__Material supplied__:
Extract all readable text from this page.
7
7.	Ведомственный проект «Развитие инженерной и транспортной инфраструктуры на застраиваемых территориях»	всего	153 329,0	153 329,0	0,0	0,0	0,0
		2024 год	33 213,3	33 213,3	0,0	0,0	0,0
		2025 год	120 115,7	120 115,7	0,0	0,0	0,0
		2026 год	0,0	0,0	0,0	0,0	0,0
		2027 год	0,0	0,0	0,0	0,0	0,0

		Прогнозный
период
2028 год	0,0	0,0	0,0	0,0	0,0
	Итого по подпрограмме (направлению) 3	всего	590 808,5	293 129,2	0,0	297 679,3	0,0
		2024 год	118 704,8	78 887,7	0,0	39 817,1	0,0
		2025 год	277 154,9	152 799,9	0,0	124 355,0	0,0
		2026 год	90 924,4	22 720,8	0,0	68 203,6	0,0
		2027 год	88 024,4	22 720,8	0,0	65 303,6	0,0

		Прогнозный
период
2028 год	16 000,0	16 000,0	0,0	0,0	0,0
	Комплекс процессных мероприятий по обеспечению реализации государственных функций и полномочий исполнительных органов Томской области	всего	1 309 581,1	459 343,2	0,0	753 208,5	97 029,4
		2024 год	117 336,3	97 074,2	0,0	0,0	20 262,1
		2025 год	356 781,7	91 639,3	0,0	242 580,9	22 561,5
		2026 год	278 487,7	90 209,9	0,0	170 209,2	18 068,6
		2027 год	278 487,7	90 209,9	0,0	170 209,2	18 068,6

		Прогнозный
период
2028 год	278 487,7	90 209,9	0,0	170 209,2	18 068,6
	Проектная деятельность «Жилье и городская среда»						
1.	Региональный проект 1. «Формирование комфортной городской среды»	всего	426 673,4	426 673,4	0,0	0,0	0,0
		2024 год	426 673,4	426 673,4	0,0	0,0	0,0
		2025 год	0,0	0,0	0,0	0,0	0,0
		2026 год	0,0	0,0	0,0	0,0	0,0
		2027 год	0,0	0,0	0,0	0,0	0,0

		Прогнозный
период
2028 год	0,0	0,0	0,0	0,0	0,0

__Exercise objective__: Write out every line of the records exactly.

__Solution below__:
Extract all readable text from this page.
7
7.	Ведомственный проект «Развитие инженерной и транспортной инфраструктуры на застраиваемых территориях»	всего	153 329,0	153 329,0	0,0	0,0	0,0
		2024 год	33 213,3	33 213,3	0,0	0,0	0,0
		2025 год	120 115,7	120 115,7	0,0	0,0	0,0
		2026 год	0,0	0,0	0,0	0,0	0,0
		2027 год	0,0	0,0	0,0	0,0	0,0

		Прогнозный
период
2028 год	0,0	0,0	0,0	0,0	0,0
	Итого по подпрограмме (направлению) 3	всего	590 808,5	293 129,2	0,0	297 679,3	0,0
		2024 год	118 704,8	78 887,7	0,0	39 817,1	0,0
		2025 год	277 154,9	152 799,9	0,0	124 355,0	0,0
		2026 год	90 924,4	22 720,8	0,0	68 203,6	0,0
		2027 год	88 024,4	22 720,8	0,0	65 303,6	0,0

		Прогнозный
период
2028 год	16 000,0	16 000,0	0,0	0,0	0,0
	Комплекс процессных мероприятий по обеспечению реализации государственных функций и полномочий исполнительных органов Томской области	всего	1 309 581,1	459 343,2	0,0	753 208,5	97 029,4
		2024 год	117 336,3	97 074,2	0,0	0,0	20 262,1
		2025 год	356 781,7	91 639,3	0,0	242 580,9	22 561,5
		2026 год	278 487,7	90 209,9	0,0	170 209,2	18 068,6
		2027 год	278 487,7	90 209,9	0,0	170 209,2	18 068,6

		Прогнозный
период
2028 год	278 487,7	90 209,9	0,0	170 209,2	18 068,6
	Проектная деятельность «Жилье и городская среда»						
1.	Региональный проект 1. «Формирование комфортной городской среды»	всего	426 673,4	426 673,4	0,0	0,0	0,0
		2024 год	426 673,4	426 673,4	0,0	0,0	0,0
		2025 год	0,0	0,0	0,0	0,0	0,0
		2026 год	0,0	0,0	0,0	0,0	0,0
		2027 год	0,0	0,0	0,0	0,0	0,0

		Прогнозный
период
2028 год	0,0	0,0	0,0	0,0	0,0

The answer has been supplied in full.